-- Begin Record set --
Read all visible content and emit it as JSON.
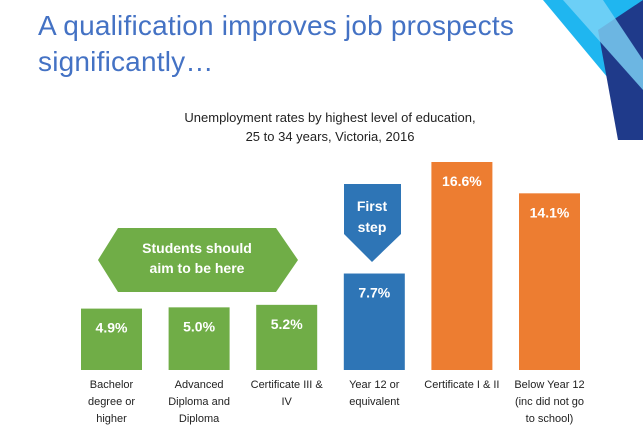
{
  "slide": {
    "headline_line1": "A qualification improves job prospects",
    "headline_line2": "significantly…",
    "subtitle_line1": "Unemployment rates by highest level of education,",
    "subtitle_line2": "25 to 34 years, Victoria, 2016"
  },
  "callouts": {
    "hexagon_line1": "Students should",
    "hexagon_line2": "aim to be here",
    "arrow_line1": "First",
    "arrow_line2": "step"
  },
  "colors": {
    "green": "#70ad47",
    "blue": "#2e75b6",
    "orange": "#ed7d31",
    "headline": "#4472c4",
    "accent_cyan": "#1fb6f0",
    "accent_navy": "#1f3a8a"
  },
  "chart_data": {
    "type": "bar",
    "title": "Unemployment rates by highest level of education, 25 to 34 years, Victoria, 2016",
    "categories": [
      [
        "Bachelor",
        "degree or",
        "higher"
      ],
      [
        "Advanced",
        "Diploma and",
        "Diploma"
      ],
      [
        "Certificate III &",
        "IV"
      ],
      [
        "Year 12 or",
        "equivalent"
      ],
      [
        "Certificate I & II"
      ],
      [
        "Below Year 12",
        "(inc did not go",
        "to school)"
      ]
    ],
    "values": [
      4.9,
      5.0,
      5.2,
      7.7,
      16.6,
      14.1
    ],
    "value_labels": [
      "4.9%",
      "5.0%",
      "5.2%",
      "7.7%",
      "16.6%",
      "14.1%"
    ],
    "bar_colors": [
      "#70ad47",
      "#70ad47",
      "#70ad47",
      "#2e75b6",
      "#ed7d31",
      "#ed7d31"
    ],
    "ylim": [
      0,
      16.6
    ],
    "grid": false
  }
}
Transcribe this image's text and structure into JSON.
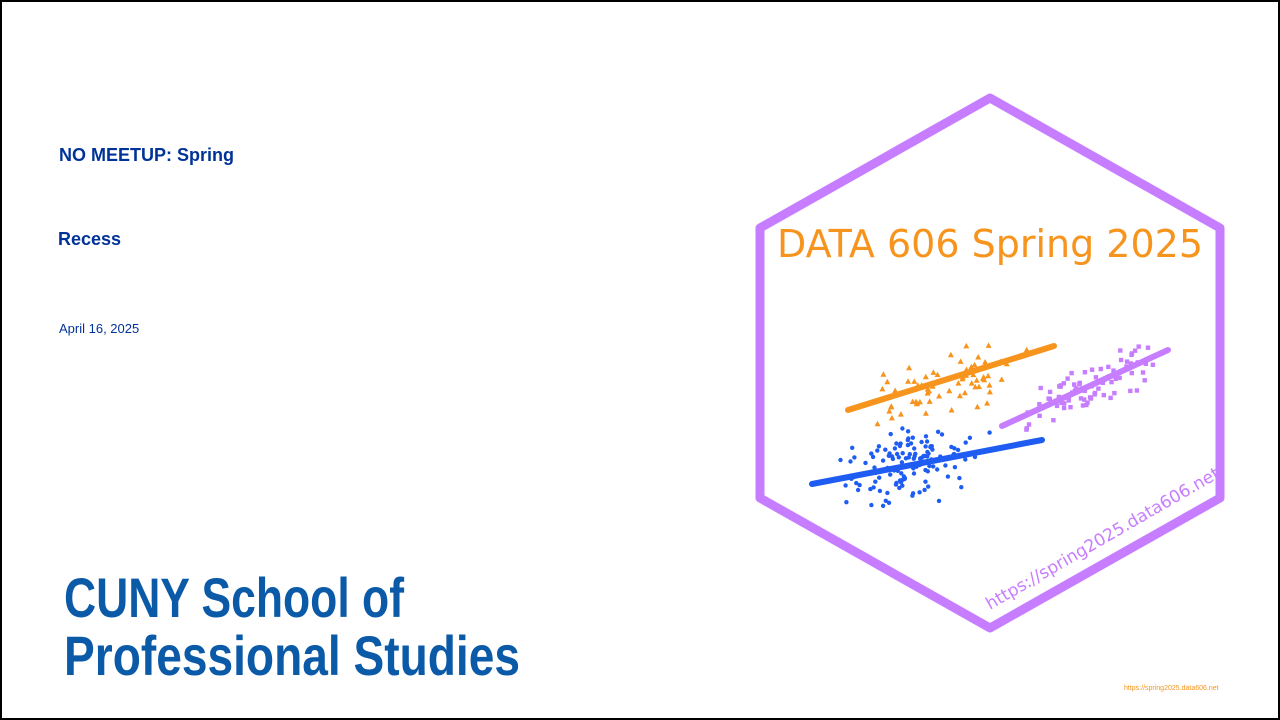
{
  "slide": {
    "title_line_1": "NO MEETUP: Spring",
    "title_line_2": "Recess",
    "date": "April 16, 2025"
  },
  "logo": {
    "line_1": "CUNY School of",
    "line_2": "Professional Studies",
    "color": "#0b5aa8"
  },
  "sticker": {
    "title": "DATA 606 Spring 2025",
    "url": "https://spring2025.data606.net",
    "colors": {
      "hexagon": "#c77dff",
      "orange": "#f7941d",
      "blue": "#1f5cf2",
      "purple": "#c77dff"
    }
  },
  "footer": {
    "url": "https://spring2025.data606.net"
  }
}
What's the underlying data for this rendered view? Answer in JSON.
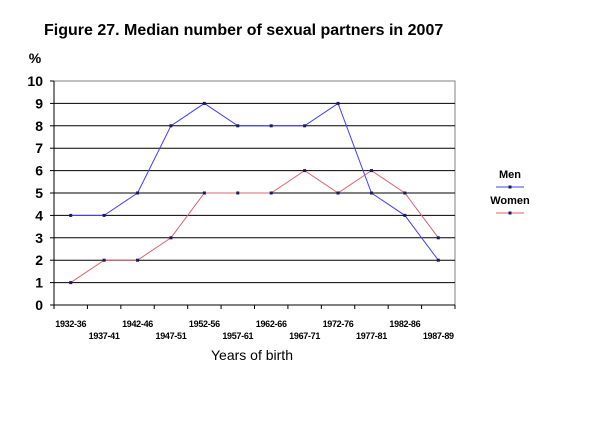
-- End Record set --
**Do this**. Find every line in the records above that contains the word "Unemployment", and copy each one.

**The response**.
    "subtitle_line1": "Unemployment rates by highest level of education,",
    "title": "Unemployment rates by highest level of education, 25 to 34 years, Victoria, 2016",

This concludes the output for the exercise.